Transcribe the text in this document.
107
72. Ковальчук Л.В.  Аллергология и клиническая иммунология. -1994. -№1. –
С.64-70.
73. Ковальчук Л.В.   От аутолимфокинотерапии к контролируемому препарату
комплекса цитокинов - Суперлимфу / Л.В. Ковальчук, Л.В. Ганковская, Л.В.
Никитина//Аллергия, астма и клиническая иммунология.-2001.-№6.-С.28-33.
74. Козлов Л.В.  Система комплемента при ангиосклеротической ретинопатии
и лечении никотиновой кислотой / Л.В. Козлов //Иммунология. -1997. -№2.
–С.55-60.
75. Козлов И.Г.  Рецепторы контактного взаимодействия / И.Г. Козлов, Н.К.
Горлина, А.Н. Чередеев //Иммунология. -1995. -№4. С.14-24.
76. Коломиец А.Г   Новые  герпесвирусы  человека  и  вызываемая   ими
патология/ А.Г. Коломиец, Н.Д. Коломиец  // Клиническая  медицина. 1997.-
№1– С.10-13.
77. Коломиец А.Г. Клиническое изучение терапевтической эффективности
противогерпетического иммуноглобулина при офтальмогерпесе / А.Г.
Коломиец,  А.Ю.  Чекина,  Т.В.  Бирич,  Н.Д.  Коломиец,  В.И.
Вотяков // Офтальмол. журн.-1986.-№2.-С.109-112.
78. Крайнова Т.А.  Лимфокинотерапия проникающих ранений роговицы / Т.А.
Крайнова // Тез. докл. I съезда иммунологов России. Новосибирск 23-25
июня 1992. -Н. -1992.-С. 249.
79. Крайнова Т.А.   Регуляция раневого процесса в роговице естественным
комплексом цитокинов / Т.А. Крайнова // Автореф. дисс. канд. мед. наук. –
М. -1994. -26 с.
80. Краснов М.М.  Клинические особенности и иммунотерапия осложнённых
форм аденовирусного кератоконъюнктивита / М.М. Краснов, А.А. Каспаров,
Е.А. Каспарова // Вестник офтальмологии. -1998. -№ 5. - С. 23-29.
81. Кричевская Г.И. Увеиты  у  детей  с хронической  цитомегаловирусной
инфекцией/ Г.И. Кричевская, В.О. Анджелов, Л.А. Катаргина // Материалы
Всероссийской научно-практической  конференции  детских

## WRITTEN PROBLEM
From the first line to the last, retype the data exactly.

## WRITTEN RESPONSE
Transcribe the text in this document.
107
72. Ковальчук Л.В.  Аллергология и клиническая иммунология. -1994. -№1. –
С.64-70.
73. Ковальчук Л.В.   От аутолимфокинотерапии к контролируемому препарату
комплекса цитокинов - Суперлимфу / Л.В. Ковальчук, Л.В. Ганковская, Л.В.
Никитина//Аллергия, астма и клиническая иммунология.-2001.-№6.-С.28-33.
74. Козлов Л.В.  Система комплемента при ангиосклеротической ретинопатии
и лечении никотиновой кислотой / Л.В. Козлов //Иммунология. -1997. -№2.
–С.55-60.
75. Козлов И.Г.  Рецепторы контактного взаимодействия / И.Г. Козлов, Н.К.
Горлина, А.Н. Чередеев //Иммунология. -1995. -№4. С.14-24.
76. Коломиец А.Г   Новые  герпесвирусы  человека  и  вызываемая   ими
патология/ А.Г. Коломиец, Н.Д. Коломиец  // Клиническая  медицина. 1997.-
№1– С.10-13.
77. Коломиец А.Г. Клиническое изучение терапевтической эффективности
противогерпетического иммуноглобулина при офтальмогерпесе / А.Г.
Коломиец,  А.Ю.  Чекина,  Т.В.  Бирич,  Н.Д.  Коломиец,  В.И.
Вотяков // Офтальмол. журн.-1986.-№2.-С.109-112.
78. Крайнова Т.А.  Лимфокинотерапия проникающих ранений роговицы / Т.А.
Крайнова // Тез. докл. I съезда иммунологов России. Новосибирск 23-25
июня 1992. -Н. -1992.-С. 249.
79. Крайнова Т.А.   Регуляция раневого процесса в роговице естественным
комплексом цитокинов / Т.А. Крайнова // Автореф. дисс. канд. мед. наук. –
М. -1994. -26 с.
80. Краснов М.М.  Клинические особенности и иммунотерапия осложнённых
форм аденовирусного кератоконъюнктивита / М.М. Краснов, А.А. Каспаров,
Е.А. Каспарова // Вестник офтальмологии. -1998. -№ 5. - С. 23-29.
81. Кричевская Г.И. Увеиты  у  детей  с хронической  цитомегаловирусной
инфекцией/ Г.И. Кричевская, В.О. Анджелов, Л.А. Катаргина // Материалы
Всероссийской научно-практической  конференции  детских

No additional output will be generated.